November 21, 2008
‘Big 3’ face difficult choice regarding bankruptcy
CARBONDALE, Ill. -- The prospect that one or more of the nation’s Big Three automakers may file for bankruptcy reorganization is not only an option, “it may be a real possibility,” according to Southern Illinois University School of Law Dean Peter C. Alexander.
With Congress on Thursday asking Chrysler, Ford and General Motors to provide a $25 billion bailout spending plan for the legislators’ consideration by Dec. 2, the continuing financial hemorrhage all three automakers face is worsening.
Without a rescue plan, automakers could file for Chapter 11 bankruptcy, provided the auto companies are each financially solid enough to continue while working toward a reorganization plan, said Alexander, a national expert on bankruptcy law who teaches a class on the subject.
Seeking bankruptcy could give automakers the opportunity to streamline expenses and protect them from creditors, in turn providing them a breathing period to try to restructure debts, Alexander said. But creditors can challenge bankruptcy plans and collective bargaining agreements, and existing health and pension plans may require renegotiation. Companies would no longer control every single aspect of their business, Alexander said.
In addition, business bankruptcy filings are unusual. In 2007, nearly 97 percent of the nation’s 850,912 bankruptcies were non-business filings; businesses filed 28,322 bankruptcies, according to the American Bankruptcy Institute.
“It’s a very complex set of negotiations that go on within the Chapter 11 process and there are very few winners,” Alexander said. “It’s not something that businesses rush to do.”

= Data =
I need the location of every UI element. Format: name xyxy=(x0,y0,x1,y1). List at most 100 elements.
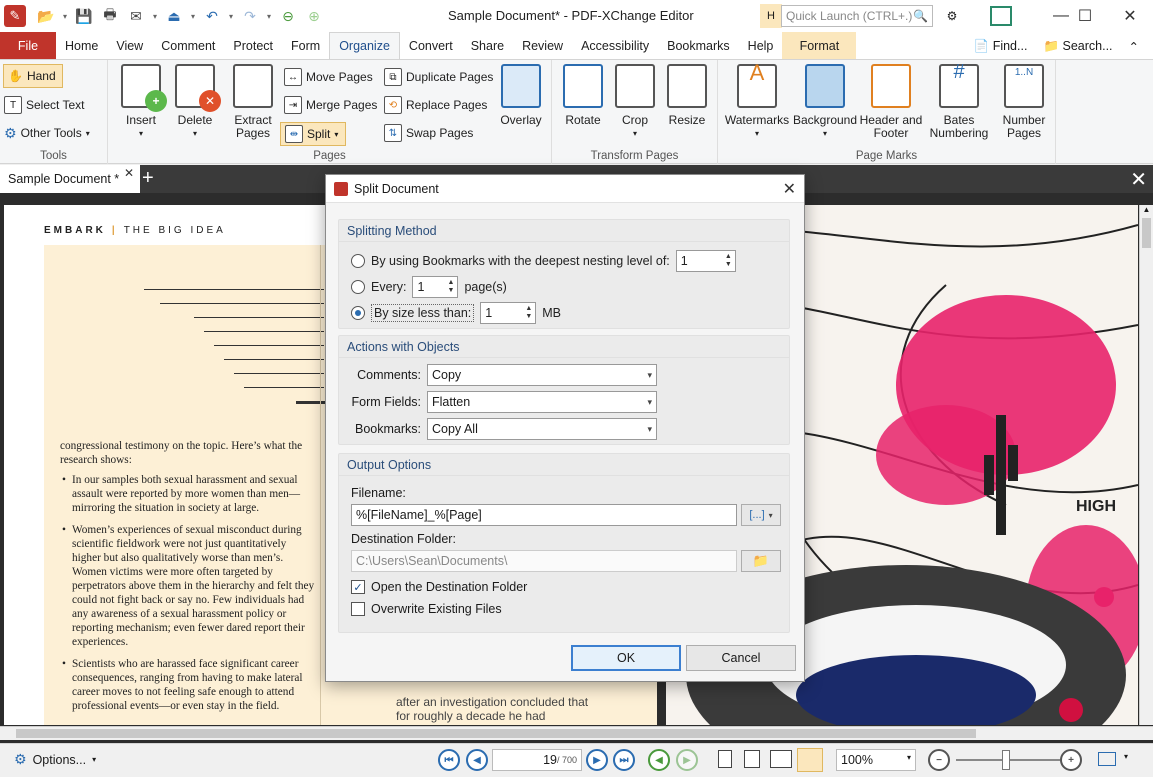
open-dropdown-icon[interactable]: ▾ xyxy=(60,4,70,28)
bates-numbering-button[interactable]: # Bates Numbering xyxy=(924,62,994,140)
tab-convert[interactable]: Convert xyxy=(400,32,462,59)
swap-pages-button[interactable]: ⇅ Swap Pages xyxy=(384,122,473,144)
tab-format[interactable]: Format xyxy=(782,32,857,59)
crop-button[interactable]: Crop ▾ xyxy=(610,64,660,140)
tab-protect[interactable]: Protect xyxy=(224,32,282,59)
destination-folder-input[interactable]: C:\Users\Sean\Documents\ xyxy=(351,550,737,572)
tab-organize[interactable]: Organize xyxy=(329,32,400,59)
overlay-button[interactable]: Overlay xyxy=(496,64,546,127)
document-tab[interactable]: Sample Document * xyxy=(0,165,140,193)
bookmarks-radio[interactable] xyxy=(351,254,365,268)
search-button[interactable]: 📁 Search... xyxy=(1043,39,1112,54)
options-button[interactable]: ⚙ Options... ▾ xyxy=(14,751,96,768)
select-text-button[interactable]: T Select Text xyxy=(4,94,84,116)
stepper-arrows-icon[interactable]: ▲ ▼ xyxy=(525,305,532,321)
merge-pages-button[interactable]: ⇥ Merge Pages xyxy=(284,94,377,116)
size-radio[interactable] xyxy=(351,306,365,320)
tab-accessibility[interactable]: Accessibility xyxy=(572,32,658,59)
dialog-close-button[interactable]: ✕ xyxy=(783,179,796,199)
tab-help[interactable]: Help xyxy=(739,32,783,59)
continuous-icon[interactable] xyxy=(744,750,760,768)
scan-dropdown-icon[interactable]: ▾ xyxy=(188,4,198,28)
every-pages-split-option[interactable]: Every: 1 ▲ ▼ page(s) xyxy=(351,276,507,298)
comments-select[interactable]: Copy ▾ xyxy=(427,364,657,386)
forward-view-button[interactable]: ▶ xyxy=(676,749,698,771)
save-icon[interactable]: 💾 xyxy=(72,4,96,28)
previous-page-button[interactable]: ◀ xyxy=(466,749,488,771)
find-button[interactable]: 📄 Find... xyxy=(974,39,1028,54)
stepper-arrows-icon[interactable]: ▲ ▼ xyxy=(725,253,732,269)
fullscreen-icon[interactable] xyxy=(990,6,1012,26)
zoom-out-button[interactable]: − xyxy=(928,749,950,771)
single-page-icon[interactable] xyxy=(718,750,732,768)
tab-view[interactable]: View xyxy=(107,32,152,59)
undo-dropdown-icon[interactable]: ▾ xyxy=(226,4,236,28)
first-page-button[interactable]: ⏮ xyxy=(438,749,460,771)
document-tab-close-icon[interactable]: ✕ xyxy=(124,166,134,180)
browse-folder-button[interactable]: 📁 xyxy=(741,550,781,572)
customize-icon[interactable]: ⚙ xyxy=(940,4,964,28)
next-page-button[interactable]: ▶ xyxy=(586,749,608,771)
page-number-input[interactable]: 19/ 700 xyxy=(492,749,582,771)
tab-review[interactable]: Review xyxy=(513,32,572,59)
close-window-button[interactable]: ✕ xyxy=(1107,0,1153,32)
every-pages-stepper[interactable]: 1 ▲ ▼ xyxy=(412,276,459,298)
overwrite-option[interactable]: Overwrite Existing Files xyxy=(351,602,502,616)
bookmark-level-stepper[interactable]: 1 ▲ ▼ xyxy=(675,250,736,272)
print-icon[interactable]: 🖶 xyxy=(98,4,122,28)
size-stepper[interactable]: 1 ▲ ▼ xyxy=(480,302,537,324)
facing-icon[interactable] xyxy=(770,750,792,768)
tab-file[interactable]: File xyxy=(0,32,56,59)
stepper-arrows-icon[interactable]: ▲ ▼ xyxy=(448,279,455,295)
close-document-icon[interactable]: ✕ xyxy=(1130,167,1147,192)
delete-button[interactable]: ✕ Delete ▾ xyxy=(170,64,221,140)
watermarks-button[interactable]: A Watermarks ▾ xyxy=(722,62,792,140)
tab-bookmarks[interactable]: Bookmarks xyxy=(658,32,739,59)
quick-launch-input[interactable]: Quick Launch (CTRL+.) 🔍 xyxy=(781,5,933,27)
duplicate-pages-button[interactable]: ⧉ Duplicate Pages xyxy=(384,66,493,88)
overwrite-checkbox[interactable] xyxy=(351,602,365,616)
number-pages-button[interactable]: 1..N Number Pages xyxy=(994,64,1054,140)
zoom-slider-thumb[interactable] xyxy=(1002,750,1010,770)
cancel-button[interactable]: Cancel xyxy=(686,645,796,671)
new-tab-icon[interactable]: + xyxy=(142,167,154,190)
redo-dropdown-icon[interactable]: ▾ xyxy=(264,4,274,28)
scan-icon[interactable]: ⏏ xyxy=(162,4,186,28)
forward-icon[interactable]: ⊕ xyxy=(302,4,326,28)
tab-form[interactable]: Form xyxy=(282,32,329,59)
header-footer-button[interactable]: Header and Footer xyxy=(858,64,924,140)
other-tools-button[interactable]: ⚙ Other Tools ▾ xyxy=(4,122,90,144)
size-split-option[interactable]: By size less than: 1 ▲ ▼ MB xyxy=(351,302,561,324)
zoom-in-button[interactable]: + xyxy=(1060,749,1082,771)
filename-input[interactable]: %[FileName]_%[Page] xyxy=(351,504,737,526)
extract-pages-button[interactable]: Extract Pages xyxy=(228,64,278,140)
back-icon[interactable]: ⊖ xyxy=(276,4,300,28)
fit-chevron-icon[interactable]: ▾ xyxy=(1124,752,1128,761)
vertical-scrollbar[interactable]: ▲ xyxy=(1139,205,1153,725)
background-button[interactable]: Background ▾ xyxy=(792,64,858,140)
last-page-button[interactable]: ⏭ xyxy=(613,749,635,771)
tab-home[interactable]: Home xyxy=(56,32,107,59)
back-view-button[interactable]: ◀ xyxy=(648,749,670,771)
rotate-button[interactable]: Rotate xyxy=(558,64,608,127)
open-destination-option[interactable]: ✓ Open the Destination Folder xyxy=(351,580,527,594)
tab-share[interactable]: Share xyxy=(462,32,513,59)
maximize-button[interactable]: ☐ xyxy=(1062,0,1108,32)
email-dropdown-icon[interactable]: ▾ xyxy=(150,4,160,28)
facing-continuous-icon[interactable] xyxy=(797,748,823,772)
redo-icon[interactable]: ↷ xyxy=(238,4,262,28)
move-pages-button[interactable]: ↔ Move Pages xyxy=(284,66,373,88)
split-button[interactable]: ⇹ Split ▾ xyxy=(280,122,346,146)
horizontal-scrollbar[interactable] xyxy=(0,726,1153,740)
collapse-ribbon-icon[interactable]: ⌃ xyxy=(1129,39,1139,54)
scroll-thumb[interactable] xyxy=(1142,218,1151,248)
form-fields-select[interactable]: Flatten ▾ xyxy=(427,391,657,413)
resize-button[interactable]: Resize xyxy=(662,64,712,127)
fit-width-icon[interactable] xyxy=(1098,752,1116,766)
email-icon[interactable]: ✉ xyxy=(124,4,148,28)
hand-tool-button[interactable]: ✋ Hand xyxy=(3,64,63,88)
bookmarks-split-option[interactable]: By using Bookmarks with the deepest nest… xyxy=(351,250,736,272)
open-destination-checkbox[interactable]: ✓ xyxy=(351,580,365,594)
bookmarks-action-select[interactable]: Copy All ▾ xyxy=(427,418,657,440)
hscroll-thumb[interactable] xyxy=(16,729,976,738)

= What is asked =
(A) Transcribe the part of the automaker bankruptcy article starting with "November 21, 2008" and going on through "on the subject.".
(B) In the automaker bankruptcy article, how many bankruptcies did businesses file in 2007, according to the American Bankruptcy Institute?
Rely only on the automaker bankruptcy article.

= Worked answers =
(A)
November 21, 2008
‘Big 3’ face difficult choice regarding bankruptcy
CARBONDALE, Ill. -- The prospect that one or more of the nation’s Big Three automakers may file for bankruptcy reorganization is not only an option, “it may be a real possibility,” according to Southern Illinois University School of Law Dean Peter C. Alexander.
With Congress on Thursday asking Chrysler, Ford and General Motors to provide a $25 billion bailout spending plan for the legislators’ consideration by Dec. 2, the continuing financial hemorrhage all three automakers face is worsening.
Without a rescue plan, automakers could file for Chapter 11 bankruptcy, provided the auto companies are each financially solid enough to continue while working toward a reorganization plan, said Alexander, a national expert on bankruptcy law who teaches a class on the subject.

(B) 28,322